Goal: Copy out each line of the material below with no changes.

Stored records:
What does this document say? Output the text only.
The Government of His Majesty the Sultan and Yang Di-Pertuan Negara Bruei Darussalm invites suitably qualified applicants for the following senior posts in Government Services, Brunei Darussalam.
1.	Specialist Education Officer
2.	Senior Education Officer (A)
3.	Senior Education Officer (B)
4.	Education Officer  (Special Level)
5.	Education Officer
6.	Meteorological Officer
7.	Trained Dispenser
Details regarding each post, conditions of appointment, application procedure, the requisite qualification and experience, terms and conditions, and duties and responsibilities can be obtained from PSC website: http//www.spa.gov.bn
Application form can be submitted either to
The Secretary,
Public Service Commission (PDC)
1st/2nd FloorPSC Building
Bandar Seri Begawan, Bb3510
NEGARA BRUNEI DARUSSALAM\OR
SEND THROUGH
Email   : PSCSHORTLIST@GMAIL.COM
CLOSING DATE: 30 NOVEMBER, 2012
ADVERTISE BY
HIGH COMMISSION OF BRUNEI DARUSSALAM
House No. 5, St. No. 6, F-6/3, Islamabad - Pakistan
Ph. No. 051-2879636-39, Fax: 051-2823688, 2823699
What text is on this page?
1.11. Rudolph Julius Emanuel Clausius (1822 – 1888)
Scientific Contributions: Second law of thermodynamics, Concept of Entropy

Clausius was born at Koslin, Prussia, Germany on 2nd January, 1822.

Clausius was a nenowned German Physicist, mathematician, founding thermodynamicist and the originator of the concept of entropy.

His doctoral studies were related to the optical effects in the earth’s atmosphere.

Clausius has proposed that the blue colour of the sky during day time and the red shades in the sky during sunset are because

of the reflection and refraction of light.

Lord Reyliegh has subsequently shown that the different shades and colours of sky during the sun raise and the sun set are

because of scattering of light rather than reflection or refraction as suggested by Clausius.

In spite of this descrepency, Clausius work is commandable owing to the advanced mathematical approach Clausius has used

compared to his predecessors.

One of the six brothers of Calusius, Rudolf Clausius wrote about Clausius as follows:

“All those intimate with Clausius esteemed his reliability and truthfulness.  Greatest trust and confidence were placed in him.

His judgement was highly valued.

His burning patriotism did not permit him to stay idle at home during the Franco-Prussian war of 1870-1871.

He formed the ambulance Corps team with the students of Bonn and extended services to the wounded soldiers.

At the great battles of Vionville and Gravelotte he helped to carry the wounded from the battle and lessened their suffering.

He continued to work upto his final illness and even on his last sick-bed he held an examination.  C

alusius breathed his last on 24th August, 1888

Task response:
What does this document say? Output the text only.
The Government of His Majesty the Sultan and Yang Di-Pertuan Negara Bruei Darussalm invites suitably qualified applicants for the following senior posts in Government Services, Brunei Darussalam.
1.	Specialist Education Officer
2.	Senior Education Officer (A)
3.	Senior Education Officer (B)
4.	Education Officer  (Special Level)
5.	Education Officer
6.	Meteorological Officer
7.	Trained Dispenser
Details regarding each post, conditions of appointment, application procedure, the requisite qualification and experience, terms and conditions, and duties and responsibilities can be obtained from PSC website: http//www.spa.gov.bn
Application form can be submitted either to
The Secretary,
Public Service Commission (PDC)
1st/2nd FloorPSC Building
Bandar Seri Begawan, Bb3510
NEGARA BRUNEI DARUSSALAM\OR
SEND THROUGH
Email   : PSCSHORTLIST@GMAIL.COM
CLOSING DATE: 30 NOVEMBER, 2012
ADVERTISE BY
HIGH COMMISSION OF BRUNEI DARUSSALAM
House No. 5, St. No. 6, F-6/3, Islamabad - Pakistan
Ph. No. 051-2879636-39, Fax: 051-2823688, 2823699
What text is on this page?
1.11. Rudolph Julius Emanuel Clausius (1822 – 1888)
Scientific Contributions: Second law of thermodynamics, Concept of Entropy

Clausius was born at Koslin, Prussia, Germany on 2nd January, 1822.

Clausius was a nenowned German Physicist, mathematician, founding thermodynamicist and the originator of the concept of entropy.

His doctoral studies were related to the optical effects in the earth’s atmosphere.

Clausius has proposed that the blue colour of the sky during day time and the red shades in the sky during sunset are because

of the reflection and refraction of light.

Lord Reyliegh has subsequently shown that the different shades and colours of sky during the sun raise and the sun set are

because of scattering of light rather than reflection or refraction as suggested by Clausius.

In spite of this descrepency, Clausius work is commandable owing to the advanced mathematical approach Clausius has used

compared to his predecessors.

One of the six brothers of Calusius, Rudolf Clausius wrote about Clausius as follows:

“All those intimate with Clausius esteemed his reliability and truthfulness.  Greatest trust and confidence were placed in him.

His judgement was highly valued.

His burning patriotism did not permit him to stay idle at home during the Franco-Prussian war of 1870-1871.

He formed the ambulance Corps team with the students of Bonn and extended services to the wounded soldiers.

At the great battles of Vionville and Gravelotte he helped to carry the wounded from the battle and lessened their suffering.

He continued to work upto his final illness and even on his last sick-bed he held an examination.  C

alusius breathed his last on 24th August, 1888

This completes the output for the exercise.